Stored items from a collection
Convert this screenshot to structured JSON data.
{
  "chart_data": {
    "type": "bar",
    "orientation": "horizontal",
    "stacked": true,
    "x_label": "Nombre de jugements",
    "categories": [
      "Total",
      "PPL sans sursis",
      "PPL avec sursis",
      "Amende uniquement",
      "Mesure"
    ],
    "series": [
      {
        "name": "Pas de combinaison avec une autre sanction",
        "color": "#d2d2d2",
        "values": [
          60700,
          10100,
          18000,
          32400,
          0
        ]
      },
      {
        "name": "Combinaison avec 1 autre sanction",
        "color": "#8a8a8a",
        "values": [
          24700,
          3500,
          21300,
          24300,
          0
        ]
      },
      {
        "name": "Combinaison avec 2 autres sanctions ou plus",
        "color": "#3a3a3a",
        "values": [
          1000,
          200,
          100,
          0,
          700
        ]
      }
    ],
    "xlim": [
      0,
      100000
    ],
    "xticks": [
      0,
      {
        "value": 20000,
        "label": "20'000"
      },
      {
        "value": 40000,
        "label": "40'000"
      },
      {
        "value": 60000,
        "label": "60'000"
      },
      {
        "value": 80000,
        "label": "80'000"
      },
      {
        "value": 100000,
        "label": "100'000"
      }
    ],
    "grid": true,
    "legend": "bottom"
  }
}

The request
Go through the material and copy out every line with "color" in it.

Result
        "color": "#d2d2d2",
        "color": "#8a8a8a",
        "color": "#3a3a3a",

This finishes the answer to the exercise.